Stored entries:

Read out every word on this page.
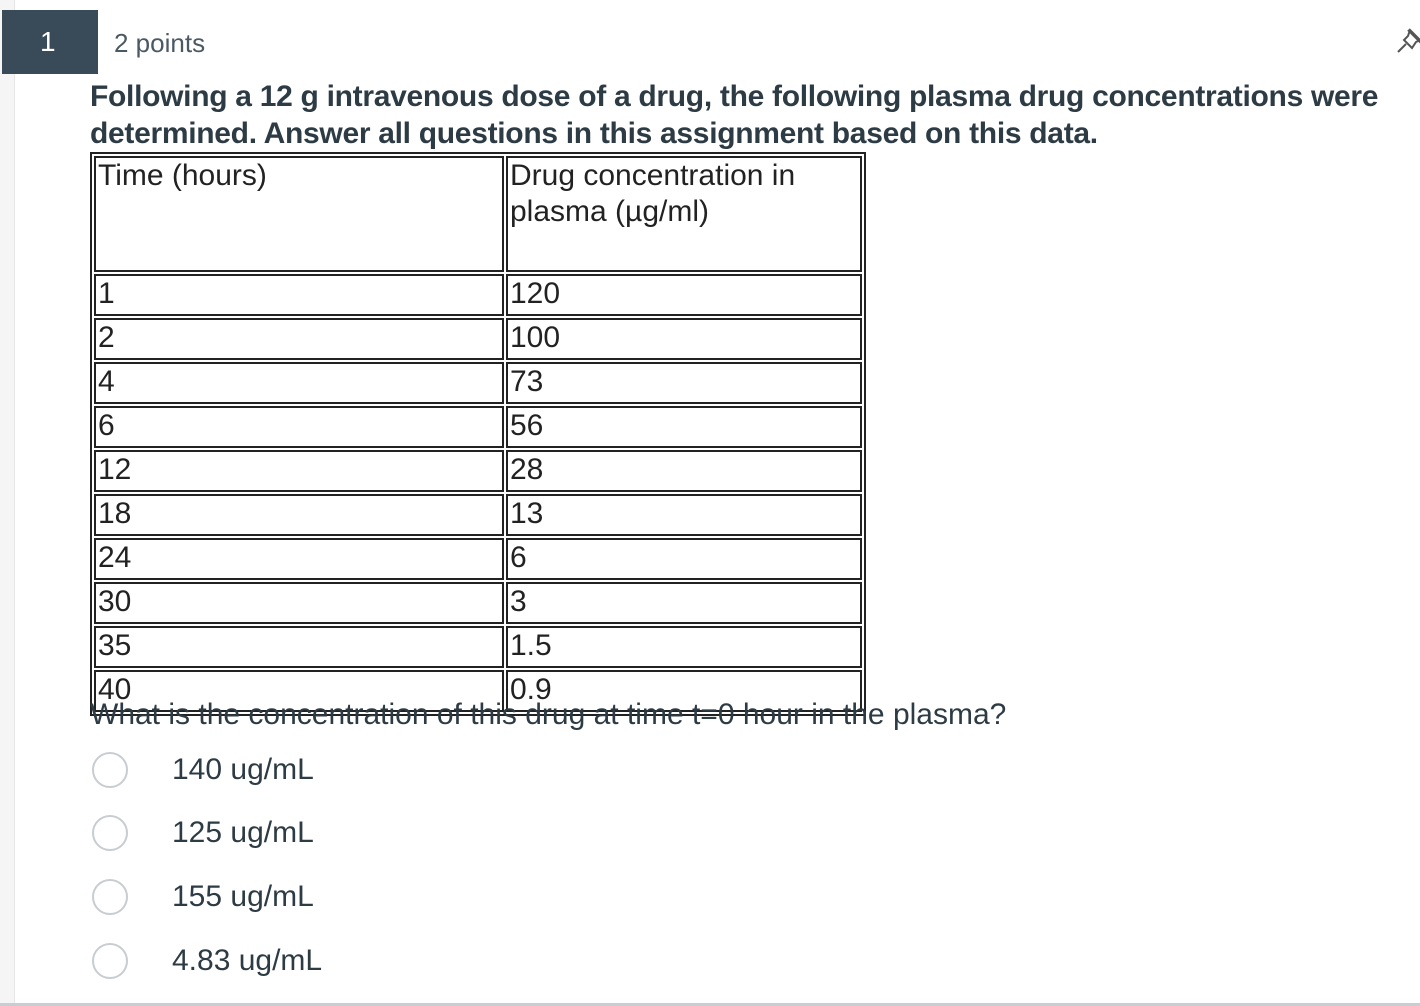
1	2 points
Following a 12 g intravenous dose of a drug, the following plasma drug concentrations were determined. Answer all questions in this assignment based on this data.
Time (hours)	Drug concentration in plasma (µg/ml)
1	120
2	100
4	73
6	56
12	28
18	13
24	6
30	3
35	1.5
40	0.9
What is the concentration of this drug at time t=0 hour in the plasma?
140 ug/mL
125 ug/mL
155 ug/mL
4.83 ug/mL
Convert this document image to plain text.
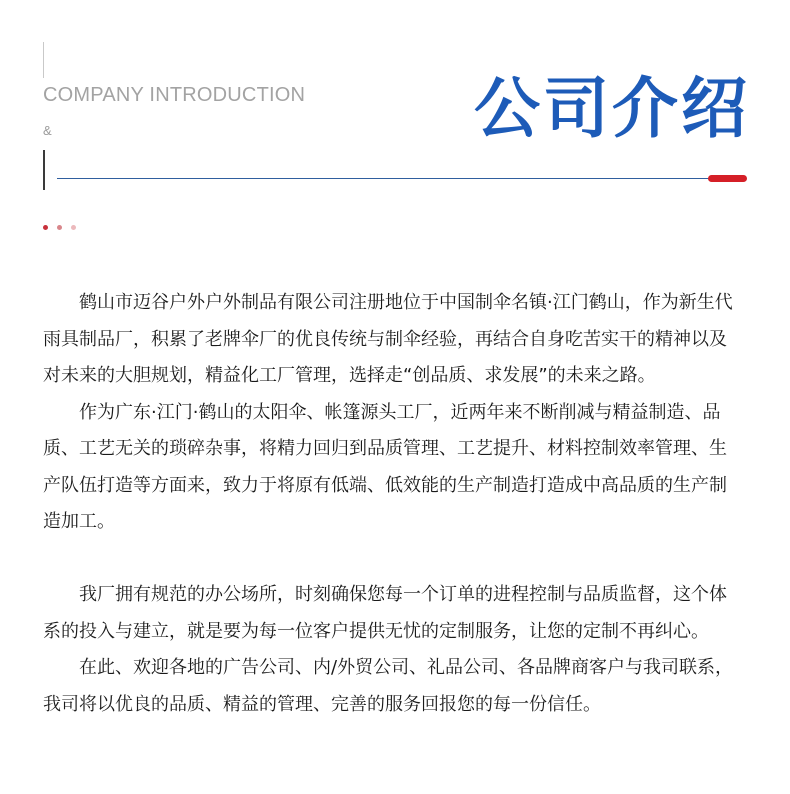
COMPANY INTRODUCTION
&	公司介绍

鹤山市迈谷户外户外制品有限公司注册地位于中国制伞名镇·江门鹤山，作为新生代雨具制品厂，积累了老牌伞厂的优良传统与制伞经验，再结合自身吃苦实干的精神以及对未来的大胆规划，精益化工厂管理，选择走“创品质、求发展”的未来之路。

作为广东·江门·鹤山的太阳伞、帐篷源头工厂，近两年来不断削减与精益制造、品质、工艺无关的琐碎杂事，将精力回归到品质管理、工艺提升、材料控制效率管理、生产队伍打造等方面来，致力于将原有低端、低效能的生产制造打造成中高品质的生产制造加工。

我厂拥有规范的办公场所，时刻确保您每一个订单的进程控制与品质监督，这个体系的投入与建立，就是要为每一位客户提供无忧的定制服务，让您的定制不再纠心。

在此、欢迎各地的广告公司、内/外贸公司、礼品公司、各品牌商客户与我司联系，我司将以优良的品质、精益的管理、完善的服务回报您的每一份信任。
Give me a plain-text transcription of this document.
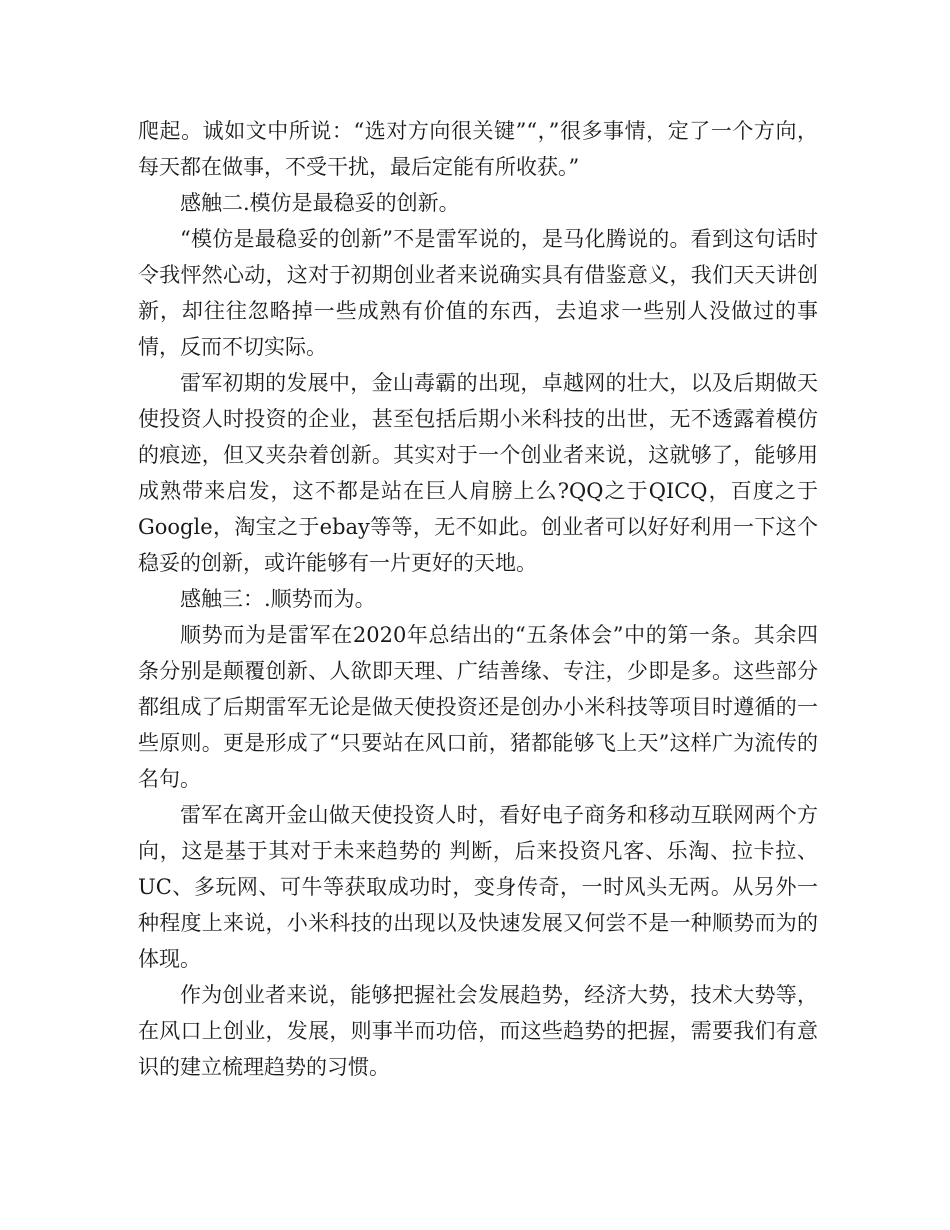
爬起。诚如文中所说：“选对方向很关键”“，”很多事情，定了一个方向，每天都在做事，不受干扰，最后定能有所收获。”

感触二.模仿是最稳妥的创新。

“模仿是最稳妥的创新”不是雷军说的，是马化腾说的。看到这句话时令我怦然心动，这对于初期创业者来说确实具有借鉴意义，我们天天讲创新，却往往忽略掉一些成熟有价值的东西，去追求一些别人没做过的事情，反而不切实际。

雷军初期的发展中，金山毒霸的出现，卓越网的壮大，以及后期做天使投资人时投资的企业，甚至包括后期小米科技的出世，无不透露着模仿的痕迹，但又夹杂着创新。其实对于一个创业者来说，这就够了，能够用成熟带来启发，这不都是站在巨人肩膀上么?QQ之于QICQ，百度之于Google，淘宝之于ebay等等，无不如此。创业者可以好好利用一下这个稳妥的创新，或许能够有一片更好的天地。

感触三：.顺势而为。

顺势而为是雷军在2020年总结出的“五条体会”中的第一条。其余四条分别是颠覆创新、人欲即天理、广结善缘、专注，少即是多。这些部分都组成了后期雷军无论是做天使投资还是创办小米科技等项目时遵循的一些原则。更是形成了“只要站在风口前，猪都能够飞上天”这样广为流传的名句。

雷军在离开金山做天使投资人时，看好电子商务和移动互联网两个方向，这是基于其对于未来趋势的 判断，后来投资凡客、乐淘、拉卡拉、UC、多玩网、可牛等获取成功时，变身传奇，一时风头无两。从另外一种程度上来说，小米科技的出现以及快速发展又何尝不是一种顺势而为的体现。

作为创业者来说，能够把握社会发展趋势，经济大势，技术大势等，在风口上创业，发展，则事半而功倍，而这些趋势的把握，需要我们有意识的建立梳理趋势的习惯。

**GIVEN EXERCISE**:
Check the data for the word "this" and pull out the lines that have it.

**THE SOLUTION**:
Read out every word on this page.
Following a 12 g intravenous dose of a drug, the following plasma drug concentrations were determined. Answer all questions in this assignment based on this data.
What is the concentration of this drug at time t=0 hour in the plasma?
Convert this document image to plain text.
Give me a plain-text transcription of this document.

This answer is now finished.